— Start of Exercise material —

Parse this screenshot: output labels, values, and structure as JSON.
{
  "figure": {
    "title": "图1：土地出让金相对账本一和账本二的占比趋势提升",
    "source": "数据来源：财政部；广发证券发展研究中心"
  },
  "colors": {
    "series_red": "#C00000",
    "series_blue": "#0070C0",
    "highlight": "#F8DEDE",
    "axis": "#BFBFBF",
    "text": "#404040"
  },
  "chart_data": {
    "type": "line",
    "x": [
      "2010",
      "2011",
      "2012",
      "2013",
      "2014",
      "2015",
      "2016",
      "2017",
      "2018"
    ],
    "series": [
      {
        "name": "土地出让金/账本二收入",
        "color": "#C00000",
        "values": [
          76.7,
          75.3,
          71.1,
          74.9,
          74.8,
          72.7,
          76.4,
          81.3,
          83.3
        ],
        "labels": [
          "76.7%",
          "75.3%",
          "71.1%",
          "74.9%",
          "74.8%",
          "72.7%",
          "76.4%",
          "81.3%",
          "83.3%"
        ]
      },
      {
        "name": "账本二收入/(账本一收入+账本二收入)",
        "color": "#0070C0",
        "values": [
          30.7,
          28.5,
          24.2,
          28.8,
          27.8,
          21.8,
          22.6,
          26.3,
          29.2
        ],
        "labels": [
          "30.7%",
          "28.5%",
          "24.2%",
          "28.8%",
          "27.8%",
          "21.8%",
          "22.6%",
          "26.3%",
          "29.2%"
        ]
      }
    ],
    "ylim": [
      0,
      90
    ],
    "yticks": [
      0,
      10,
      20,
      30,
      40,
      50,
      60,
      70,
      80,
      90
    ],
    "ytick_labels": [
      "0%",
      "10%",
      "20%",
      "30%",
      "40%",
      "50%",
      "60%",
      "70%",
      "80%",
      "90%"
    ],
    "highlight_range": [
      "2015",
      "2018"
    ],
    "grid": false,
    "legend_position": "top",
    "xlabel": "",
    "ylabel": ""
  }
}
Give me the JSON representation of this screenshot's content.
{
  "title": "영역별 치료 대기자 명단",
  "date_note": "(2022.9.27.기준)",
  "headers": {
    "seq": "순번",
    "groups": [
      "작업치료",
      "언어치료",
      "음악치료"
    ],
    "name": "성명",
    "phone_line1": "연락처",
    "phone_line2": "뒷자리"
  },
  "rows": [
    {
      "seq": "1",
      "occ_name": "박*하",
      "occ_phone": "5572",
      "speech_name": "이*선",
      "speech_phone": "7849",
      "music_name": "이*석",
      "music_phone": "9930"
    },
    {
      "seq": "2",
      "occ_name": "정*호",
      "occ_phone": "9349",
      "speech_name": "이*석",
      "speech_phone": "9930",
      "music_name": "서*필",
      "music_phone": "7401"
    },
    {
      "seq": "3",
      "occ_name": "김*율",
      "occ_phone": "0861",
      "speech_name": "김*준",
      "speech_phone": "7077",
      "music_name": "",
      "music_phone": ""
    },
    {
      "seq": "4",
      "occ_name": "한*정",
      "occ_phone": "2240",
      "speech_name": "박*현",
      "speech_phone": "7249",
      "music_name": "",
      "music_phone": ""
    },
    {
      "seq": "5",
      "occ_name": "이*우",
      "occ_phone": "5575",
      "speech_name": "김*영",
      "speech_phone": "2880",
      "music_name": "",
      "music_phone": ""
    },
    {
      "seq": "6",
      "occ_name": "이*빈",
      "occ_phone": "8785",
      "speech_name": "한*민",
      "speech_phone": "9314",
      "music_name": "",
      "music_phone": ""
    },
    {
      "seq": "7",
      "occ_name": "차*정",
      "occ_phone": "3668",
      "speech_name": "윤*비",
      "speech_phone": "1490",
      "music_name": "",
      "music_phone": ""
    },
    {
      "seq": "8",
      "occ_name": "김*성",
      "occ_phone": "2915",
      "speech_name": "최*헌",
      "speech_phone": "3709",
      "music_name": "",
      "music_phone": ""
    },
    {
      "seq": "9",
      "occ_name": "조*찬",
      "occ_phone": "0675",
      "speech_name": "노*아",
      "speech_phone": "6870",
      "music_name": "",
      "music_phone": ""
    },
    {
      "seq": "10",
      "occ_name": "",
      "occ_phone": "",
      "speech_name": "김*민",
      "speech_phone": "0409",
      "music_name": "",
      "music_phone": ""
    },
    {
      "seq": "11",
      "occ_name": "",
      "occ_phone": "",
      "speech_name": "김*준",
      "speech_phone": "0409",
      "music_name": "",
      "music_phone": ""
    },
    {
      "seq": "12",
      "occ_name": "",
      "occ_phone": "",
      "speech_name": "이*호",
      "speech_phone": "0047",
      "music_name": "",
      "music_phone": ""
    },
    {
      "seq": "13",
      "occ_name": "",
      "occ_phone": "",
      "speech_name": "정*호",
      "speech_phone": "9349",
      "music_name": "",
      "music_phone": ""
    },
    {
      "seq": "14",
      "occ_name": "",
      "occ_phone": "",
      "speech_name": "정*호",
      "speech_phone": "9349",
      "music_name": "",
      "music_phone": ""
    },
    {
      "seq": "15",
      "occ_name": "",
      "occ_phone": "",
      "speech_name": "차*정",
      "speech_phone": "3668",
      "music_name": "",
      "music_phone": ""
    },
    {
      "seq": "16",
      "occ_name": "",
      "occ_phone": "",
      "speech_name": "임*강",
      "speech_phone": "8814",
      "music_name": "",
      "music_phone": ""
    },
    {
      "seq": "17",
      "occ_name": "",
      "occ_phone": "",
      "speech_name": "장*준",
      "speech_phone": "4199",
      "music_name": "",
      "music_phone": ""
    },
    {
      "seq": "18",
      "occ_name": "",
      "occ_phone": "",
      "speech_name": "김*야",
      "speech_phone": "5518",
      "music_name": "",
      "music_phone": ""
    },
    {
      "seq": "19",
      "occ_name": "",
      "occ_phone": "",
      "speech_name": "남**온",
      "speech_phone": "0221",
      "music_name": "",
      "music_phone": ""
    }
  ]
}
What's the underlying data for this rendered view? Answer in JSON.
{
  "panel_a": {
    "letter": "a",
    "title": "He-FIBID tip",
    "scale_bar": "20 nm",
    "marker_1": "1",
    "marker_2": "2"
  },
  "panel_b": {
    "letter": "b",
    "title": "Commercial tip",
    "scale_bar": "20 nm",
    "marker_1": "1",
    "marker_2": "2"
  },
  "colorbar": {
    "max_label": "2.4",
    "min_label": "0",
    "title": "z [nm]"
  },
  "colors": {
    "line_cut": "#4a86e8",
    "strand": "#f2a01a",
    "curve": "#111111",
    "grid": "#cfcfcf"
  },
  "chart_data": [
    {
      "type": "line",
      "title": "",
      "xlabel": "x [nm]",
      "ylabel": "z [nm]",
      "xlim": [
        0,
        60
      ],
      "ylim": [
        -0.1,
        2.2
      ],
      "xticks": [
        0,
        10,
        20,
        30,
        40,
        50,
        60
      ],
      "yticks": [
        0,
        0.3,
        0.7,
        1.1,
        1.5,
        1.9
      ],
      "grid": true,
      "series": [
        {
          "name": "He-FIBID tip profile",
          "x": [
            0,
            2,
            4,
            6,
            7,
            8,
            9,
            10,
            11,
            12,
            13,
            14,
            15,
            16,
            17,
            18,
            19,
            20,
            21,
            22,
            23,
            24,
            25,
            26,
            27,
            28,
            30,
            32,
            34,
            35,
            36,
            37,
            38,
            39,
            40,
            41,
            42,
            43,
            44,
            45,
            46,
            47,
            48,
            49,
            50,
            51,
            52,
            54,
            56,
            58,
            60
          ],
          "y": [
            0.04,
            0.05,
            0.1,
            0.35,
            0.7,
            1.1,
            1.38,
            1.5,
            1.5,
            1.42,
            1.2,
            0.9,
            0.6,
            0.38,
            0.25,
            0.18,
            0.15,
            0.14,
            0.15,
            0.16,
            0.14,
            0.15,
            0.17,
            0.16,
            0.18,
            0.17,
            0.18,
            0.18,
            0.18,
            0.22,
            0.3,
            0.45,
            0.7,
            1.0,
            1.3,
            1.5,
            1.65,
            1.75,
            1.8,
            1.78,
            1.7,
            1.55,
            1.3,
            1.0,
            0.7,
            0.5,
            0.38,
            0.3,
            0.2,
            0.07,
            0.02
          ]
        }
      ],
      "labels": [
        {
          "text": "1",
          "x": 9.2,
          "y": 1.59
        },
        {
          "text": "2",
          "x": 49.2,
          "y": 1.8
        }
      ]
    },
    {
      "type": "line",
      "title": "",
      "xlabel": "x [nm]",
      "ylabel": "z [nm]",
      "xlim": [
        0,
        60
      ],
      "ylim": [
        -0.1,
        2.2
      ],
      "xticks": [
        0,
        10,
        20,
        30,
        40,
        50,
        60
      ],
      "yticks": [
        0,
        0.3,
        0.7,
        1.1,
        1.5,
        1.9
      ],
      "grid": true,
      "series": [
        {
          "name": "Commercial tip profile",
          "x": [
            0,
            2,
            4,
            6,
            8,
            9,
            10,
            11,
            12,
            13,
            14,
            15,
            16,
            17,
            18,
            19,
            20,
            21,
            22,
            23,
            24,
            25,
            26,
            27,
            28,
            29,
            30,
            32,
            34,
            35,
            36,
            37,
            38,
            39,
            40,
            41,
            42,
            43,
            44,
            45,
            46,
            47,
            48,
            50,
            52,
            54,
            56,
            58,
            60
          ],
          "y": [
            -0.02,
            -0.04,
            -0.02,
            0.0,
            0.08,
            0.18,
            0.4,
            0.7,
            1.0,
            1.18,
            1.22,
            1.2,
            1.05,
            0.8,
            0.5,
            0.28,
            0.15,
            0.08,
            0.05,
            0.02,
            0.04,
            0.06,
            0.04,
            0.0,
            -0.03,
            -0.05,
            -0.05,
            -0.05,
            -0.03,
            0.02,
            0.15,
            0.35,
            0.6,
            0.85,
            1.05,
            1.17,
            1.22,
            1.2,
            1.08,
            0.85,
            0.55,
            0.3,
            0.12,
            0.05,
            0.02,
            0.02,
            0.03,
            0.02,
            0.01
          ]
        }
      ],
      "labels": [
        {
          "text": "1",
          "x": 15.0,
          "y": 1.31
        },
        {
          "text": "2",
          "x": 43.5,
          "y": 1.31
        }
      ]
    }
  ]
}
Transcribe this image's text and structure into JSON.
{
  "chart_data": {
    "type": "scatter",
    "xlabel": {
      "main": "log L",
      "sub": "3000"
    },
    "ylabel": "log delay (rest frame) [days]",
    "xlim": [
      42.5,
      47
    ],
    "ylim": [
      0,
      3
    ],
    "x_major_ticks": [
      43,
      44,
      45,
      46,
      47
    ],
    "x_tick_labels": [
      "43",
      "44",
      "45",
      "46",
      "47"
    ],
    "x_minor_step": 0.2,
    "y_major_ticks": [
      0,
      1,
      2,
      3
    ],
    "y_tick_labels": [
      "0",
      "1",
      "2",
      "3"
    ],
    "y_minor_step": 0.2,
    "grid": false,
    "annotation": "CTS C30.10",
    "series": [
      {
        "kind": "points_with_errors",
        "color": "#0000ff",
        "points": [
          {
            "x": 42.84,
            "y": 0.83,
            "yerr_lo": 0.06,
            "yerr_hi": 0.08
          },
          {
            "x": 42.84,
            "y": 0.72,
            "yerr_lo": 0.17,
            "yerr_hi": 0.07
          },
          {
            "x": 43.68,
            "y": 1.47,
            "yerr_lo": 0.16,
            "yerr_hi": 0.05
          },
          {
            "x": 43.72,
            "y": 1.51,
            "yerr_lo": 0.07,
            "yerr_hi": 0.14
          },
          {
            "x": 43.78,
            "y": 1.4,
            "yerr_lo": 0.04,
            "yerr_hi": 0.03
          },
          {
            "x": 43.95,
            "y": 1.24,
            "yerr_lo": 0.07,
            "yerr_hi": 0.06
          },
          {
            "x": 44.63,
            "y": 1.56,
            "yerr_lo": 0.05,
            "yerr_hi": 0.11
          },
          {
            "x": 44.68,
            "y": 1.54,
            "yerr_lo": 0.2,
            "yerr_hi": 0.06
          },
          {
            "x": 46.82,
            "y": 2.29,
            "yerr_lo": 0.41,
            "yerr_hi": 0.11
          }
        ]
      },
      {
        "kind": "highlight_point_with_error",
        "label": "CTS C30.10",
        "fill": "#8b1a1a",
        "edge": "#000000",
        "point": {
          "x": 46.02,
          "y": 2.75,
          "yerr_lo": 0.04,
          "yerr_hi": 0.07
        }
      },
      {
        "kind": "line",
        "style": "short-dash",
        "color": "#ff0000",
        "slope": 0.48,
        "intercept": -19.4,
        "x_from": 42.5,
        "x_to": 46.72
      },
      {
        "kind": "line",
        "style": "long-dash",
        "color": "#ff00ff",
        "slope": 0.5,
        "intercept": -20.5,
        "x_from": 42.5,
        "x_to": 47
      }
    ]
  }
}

— End of Exercise material —

What is asked
Copy all lines from the listing that contain "title".

Task result
    "title": "图1：土地出让金相对账本一和账本二的占比趋势提升",
  "title": "영역별 치료 대기자 명단",
    "title": "He-FIBID tip",
    "title": "Commercial tip",
    "title": "z [nm]"
      "title": "",
      "title": "",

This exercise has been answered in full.